- **THE EXERCISE**
Reproduce the following listing verbatim, line for line.

- **MATERIALS PROVIDED**
** Start **

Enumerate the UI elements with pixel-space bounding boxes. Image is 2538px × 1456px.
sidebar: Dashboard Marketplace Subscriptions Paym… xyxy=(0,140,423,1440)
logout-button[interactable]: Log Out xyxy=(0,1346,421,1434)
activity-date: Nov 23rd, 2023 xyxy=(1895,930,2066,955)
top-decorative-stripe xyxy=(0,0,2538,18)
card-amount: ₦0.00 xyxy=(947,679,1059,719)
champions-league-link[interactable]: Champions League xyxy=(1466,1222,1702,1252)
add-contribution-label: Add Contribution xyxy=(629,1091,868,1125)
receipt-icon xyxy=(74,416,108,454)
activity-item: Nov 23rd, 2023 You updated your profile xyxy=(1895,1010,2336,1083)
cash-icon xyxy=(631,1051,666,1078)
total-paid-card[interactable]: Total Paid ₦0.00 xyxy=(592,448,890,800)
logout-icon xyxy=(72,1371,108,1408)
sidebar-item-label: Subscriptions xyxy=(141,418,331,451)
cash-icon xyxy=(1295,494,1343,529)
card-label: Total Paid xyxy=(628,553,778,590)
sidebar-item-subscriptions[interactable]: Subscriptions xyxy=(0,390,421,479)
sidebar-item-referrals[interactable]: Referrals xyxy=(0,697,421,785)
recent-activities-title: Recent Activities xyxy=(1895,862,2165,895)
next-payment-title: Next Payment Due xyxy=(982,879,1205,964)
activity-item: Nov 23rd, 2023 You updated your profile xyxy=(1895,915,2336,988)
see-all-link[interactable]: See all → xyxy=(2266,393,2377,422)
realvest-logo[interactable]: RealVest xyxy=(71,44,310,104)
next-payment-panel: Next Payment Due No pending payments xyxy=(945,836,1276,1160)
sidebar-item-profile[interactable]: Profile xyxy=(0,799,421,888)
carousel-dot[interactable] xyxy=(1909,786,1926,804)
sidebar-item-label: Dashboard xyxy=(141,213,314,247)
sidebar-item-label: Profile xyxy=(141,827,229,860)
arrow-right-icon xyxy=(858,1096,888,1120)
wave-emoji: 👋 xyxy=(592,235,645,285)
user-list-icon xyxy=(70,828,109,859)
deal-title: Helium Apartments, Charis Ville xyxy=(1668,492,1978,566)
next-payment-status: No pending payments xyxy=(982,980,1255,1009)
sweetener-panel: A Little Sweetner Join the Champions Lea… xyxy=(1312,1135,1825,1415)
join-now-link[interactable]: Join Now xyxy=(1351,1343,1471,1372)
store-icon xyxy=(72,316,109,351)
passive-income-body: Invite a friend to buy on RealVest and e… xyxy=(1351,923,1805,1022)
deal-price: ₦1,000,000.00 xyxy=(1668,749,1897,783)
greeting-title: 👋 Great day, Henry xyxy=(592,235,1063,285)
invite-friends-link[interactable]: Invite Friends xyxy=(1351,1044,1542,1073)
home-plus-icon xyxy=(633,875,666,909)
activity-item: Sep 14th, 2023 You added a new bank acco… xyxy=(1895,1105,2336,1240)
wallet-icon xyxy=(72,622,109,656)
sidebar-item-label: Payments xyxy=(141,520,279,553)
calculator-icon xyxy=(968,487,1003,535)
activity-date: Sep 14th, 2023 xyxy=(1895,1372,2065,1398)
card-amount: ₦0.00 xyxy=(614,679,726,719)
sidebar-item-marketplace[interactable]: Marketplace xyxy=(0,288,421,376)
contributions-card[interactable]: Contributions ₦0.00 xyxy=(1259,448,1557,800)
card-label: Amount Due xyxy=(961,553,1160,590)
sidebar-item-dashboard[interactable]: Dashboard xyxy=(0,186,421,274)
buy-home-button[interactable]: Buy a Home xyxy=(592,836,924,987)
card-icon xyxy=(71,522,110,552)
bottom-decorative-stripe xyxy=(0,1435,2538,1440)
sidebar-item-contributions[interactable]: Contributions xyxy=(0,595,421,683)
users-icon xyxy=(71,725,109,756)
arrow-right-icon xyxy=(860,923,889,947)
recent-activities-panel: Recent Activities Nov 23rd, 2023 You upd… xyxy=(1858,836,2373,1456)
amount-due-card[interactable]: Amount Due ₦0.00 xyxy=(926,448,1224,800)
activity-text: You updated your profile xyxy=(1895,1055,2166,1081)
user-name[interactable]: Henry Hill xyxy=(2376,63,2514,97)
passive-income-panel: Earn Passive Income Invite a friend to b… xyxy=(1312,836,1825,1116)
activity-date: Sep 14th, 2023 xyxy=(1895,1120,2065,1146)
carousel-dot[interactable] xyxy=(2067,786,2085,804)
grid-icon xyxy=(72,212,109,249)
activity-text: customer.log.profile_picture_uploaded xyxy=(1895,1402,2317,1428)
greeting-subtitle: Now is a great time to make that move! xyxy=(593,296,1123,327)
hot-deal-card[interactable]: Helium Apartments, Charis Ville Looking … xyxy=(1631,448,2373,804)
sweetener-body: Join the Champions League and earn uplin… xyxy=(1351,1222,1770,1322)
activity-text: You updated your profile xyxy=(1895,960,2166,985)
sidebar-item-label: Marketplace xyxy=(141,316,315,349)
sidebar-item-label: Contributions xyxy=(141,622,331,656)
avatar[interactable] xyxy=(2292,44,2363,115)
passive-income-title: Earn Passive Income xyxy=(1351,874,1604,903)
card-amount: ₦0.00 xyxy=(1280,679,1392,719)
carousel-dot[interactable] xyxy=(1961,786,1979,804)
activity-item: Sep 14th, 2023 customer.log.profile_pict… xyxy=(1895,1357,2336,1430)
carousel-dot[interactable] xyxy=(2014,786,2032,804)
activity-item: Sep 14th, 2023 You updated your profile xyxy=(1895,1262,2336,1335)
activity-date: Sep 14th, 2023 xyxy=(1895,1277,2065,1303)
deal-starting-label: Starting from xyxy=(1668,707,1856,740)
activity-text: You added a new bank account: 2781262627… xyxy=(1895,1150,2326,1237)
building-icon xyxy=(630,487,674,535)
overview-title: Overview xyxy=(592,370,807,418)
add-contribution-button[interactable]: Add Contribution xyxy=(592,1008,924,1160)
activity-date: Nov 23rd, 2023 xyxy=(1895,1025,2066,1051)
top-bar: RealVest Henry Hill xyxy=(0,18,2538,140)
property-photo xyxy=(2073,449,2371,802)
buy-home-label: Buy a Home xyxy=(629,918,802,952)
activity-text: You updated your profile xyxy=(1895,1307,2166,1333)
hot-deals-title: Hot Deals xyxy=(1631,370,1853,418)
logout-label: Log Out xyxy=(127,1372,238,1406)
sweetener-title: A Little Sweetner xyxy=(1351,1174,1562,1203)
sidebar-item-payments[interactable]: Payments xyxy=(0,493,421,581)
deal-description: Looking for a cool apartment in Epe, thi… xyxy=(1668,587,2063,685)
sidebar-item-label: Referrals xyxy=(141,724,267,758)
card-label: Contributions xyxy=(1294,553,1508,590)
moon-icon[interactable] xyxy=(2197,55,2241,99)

** End **

- **THE REPLY**
Enumerate the UI elements with pixel-space bounding boxes. Image is 2538px × 1456px.
sidebar: Dashboard Marketplace Subscriptions Paym… xyxy=(0,140,423,1440)
logout-button[interactable]: Log Out xyxy=(0,1346,421,1434)
activity-date: Nov 23rd, 2023 xyxy=(1895,930,2066,955)
top-decorative-stripe xyxy=(0,0,2538,18)
card-amount: ₦0.00 xyxy=(947,679,1059,719)
champions-league-link[interactable]: Champions League xyxy=(1466,1222,1702,1252)
add-contribution-label: Add Contribution xyxy=(629,1091,868,1125)
receipt-icon xyxy=(74,416,108,454)
activity-item: Nov 23rd, 2023 You updated your profile xyxy=(1895,1010,2336,1083)
cash-icon xyxy=(631,1051,666,1078)
total-paid-card[interactable]: Total Paid ₦0.00 xyxy=(592,448,890,800)
logout-icon xyxy=(72,1371,108,1408)
sidebar-item-label: Subscriptions xyxy=(141,418,331,451)
cash-icon xyxy=(1295,494,1343,529)
card-label: Total Paid xyxy=(628,553,778,590)
sidebar-item-subscriptions[interactable]: Subscriptions xyxy=(0,390,421,479)
sidebar-item-referrals[interactable]: Referrals xyxy=(0,697,421,785)
recent-activities-title: Recent Activities xyxy=(1895,862,2165,895)
next-payment-title: Next Payment Due xyxy=(982,879,1205,964)
activity-item: Nov 23rd, 2023 You updated your profile xyxy=(1895,915,2336,988)
see-all-link[interactable]: See all → xyxy=(2266,393,2377,422)
realvest-logo[interactable]: RealVest xyxy=(71,44,310,104)
next-payment-panel: Next Payment Due No pending payments xyxy=(945,836,1276,1160)
sidebar-item-profile[interactable]: Profile xyxy=(0,799,421,888)
carousel-dot[interactable] xyxy=(1909,786,1926,804)
sidebar-item-label: Dashboard xyxy=(141,213,314,247)
sidebar-item-label: Profile xyxy=(141,827,229,860)
arrow-right-icon xyxy=(858,1096,888,1120)
wave-emoji: 👋 xyxy=(592,235,645,285)
user-list-icon xyxy=(70,828,109,859)
deal-title: Helium Apartments, Charis Ville xyxy=(1668,492,1978,566)
next-payment-status: No pending payments xyxy=(982,980,1255,1009)
sweetener-panel: A Little Sweetner Join the Champions Lea… xyxy=(1312,1135,1825,1415)
join-now-link[interactable]: Join Now xyxy=(1351,1343,1471,1372)
store-icon xyxy=(72,316,109,351)
passive-income-body: Invite a friend to buy on RealVest and e… xyxy=(1351,923,1805,1022)
deal-price: ₦1,000,000.00 xyxy=(1668,749,1897,783)
greeting-title: 👋 Great day, Henry xyxy=(592,235,1063,285)
invite-friends-link[interactable]: Invite Friends xyxy=(1351,1044,1542,1073)
home-plus-icon xyxy=(633,875,666,909)
activity-item: Sep 14th, 2023 You added a new bank acco… xyxy=(1895,1105,2336,1240)
wallet-icon xyxy=(72,622,109,656)
sidebar-item-label: Payments xyxy=(141,520,279,553)
calculator-icon xyxy=(968,487,1003,535)
activity-date: Sep 14th, 2023 xyxy=(1895,1372,2065,1398)
card-amount: ₦0.00 xyxy=(614,679,726,719)
sidebar-item-marketplace[interactable]: Marketplace xyxy=(0,288,421,376)
contributions-card[interactable]: Contributions ₦0.00 xyxy=(1259,448,1557,800)
card-label: Amount Due xyxy=(961,553,1160,590)
sidebar-item-dashboard[interactable]: Dashboard xyxy=(0,186,421,274)
buy-home-button[interactable]: Buy a Home xyxy=(592,836,924,987)
card-icon xyxy=(71,522,110,552)
bottom-decorative-stripe xyxy=(0,1435,2538,1440)
sidebar-item-contributions[interactable]: Contributions xyxy=(0,595,421,683)
users-icon xyxy=(71,725,109,756)
arrow-right-icon xyxy=(860,923,889,947)
recent-activities-panel: Recent Activities Nov 23rd, 2023 You upd… xyxy=(1858,836,2373,1456)
amount-due-card[interactable]: Amount Due ₦0.00 xyxy=(926,448,1224,800)
activity-text: You updated your profile xyxy=(1895,1055,2166,1081)
user-name[interactable]: Henry Hill xyxy=(2376,63,2514,97)
passive-income-panel: Earn Passive Income Invite a friend to b… xyxy=(1312,836,1825,1116)
activity-date: Sep 14th, 2023 xyxy=(1895,1120,2065,1146)
carousel-dot[interactable] xyxy=(2067,786,2085,804)
grid-icon xyxy=(72,212,109,249)
activity-text: customer.log.profile_picture_uploaded xyxy=(1895,1402,2317,1428)
greeting-subtitle: Now is a great time to make that move! xyxy=(593,296,1123,327)
hot-deal-card[interactable]: Helium Apartments, Charis Ville Looking … xyxy=(1631,448,2373,804)
sweetener-body: Join the Champions League and earn uplin… xyxy=(1351,1222,1770,1322)
activity-text: You updated your profile xyxy=(1895,960,2166,985)
sidebar-item-label: Marketplace xyxy=(141,316,315,349)
sidebar-item-label: Contributions xyxy=(141,622,331,656)
avatar[interactable] xyxy=(2292,44,2363,115)
passive-income-title: Earn Passive Income xyxy=(1351,874,1604,903)
card-amount: ₦0.00 xyxy=(1280,679,1392,719)
carousel-dot[interactable] xyxy=(1961,786,1979,804)
activity-item: Sep 14th, 2023 customer.log.profile_pict… xyxy=(1895,1357,2336,1430)
carousel-dot[interactable] xyxy=(2014,786,2032,804)
activity-item: Sep 14th, 2023 You updated your profile xyxy=(1895,1262,2336,1335)
activity-date: Sep 14th, 2023 xyxy=(1895,1277,2065,1303)
deal-starting-label: Starting from xyxy=(1668,707,1856,740)
activity-text: You added a new bank account: 2781262627… xyxy=(1895,1150,2326,1237)
building-icon xyxy=(630,487,674,535)
overview-title: Overview xyxy=(592,370,807,418)
add-contribution-button[interactable]: Add Contribution xyxy=(592,1008,924,1160)
activity-date: Nov 23rd, 2023 xyxy=(1895,1025,2066,1051)
top-bar: RealVest Henry Hill xyxy=(0,18,2538,140)
property-photo xyxy=(2073,449,2371,802)
buy-home-label: Buy a Home xyxy=(629,918,802,952)
activity-text: You updated your profile xyxy=(1895,1307,2166,1333)
hot-deals-title: Hot Deals xyxy=(1631,370,1853,418)
logout-label: Log Out xyxy=(127,1372,238,1406)
sweetener-title: A Little Sweetner xyxy=(1351,1174,1562,1203)
sidebar-item-payments[interactable]: Payments xyxy=(0,493,421,581)
deal-description: Looking for a cool apartment in Epe, thi… xyxy=(1668,587,2063,685)
sidebar-item-label: Referrals xyxy=(141,724,267,758)
card-label: Contributions xyxy=(1294,553,1508,590)
moon-icon[interactable] xyxy=(2197,55,2241,99)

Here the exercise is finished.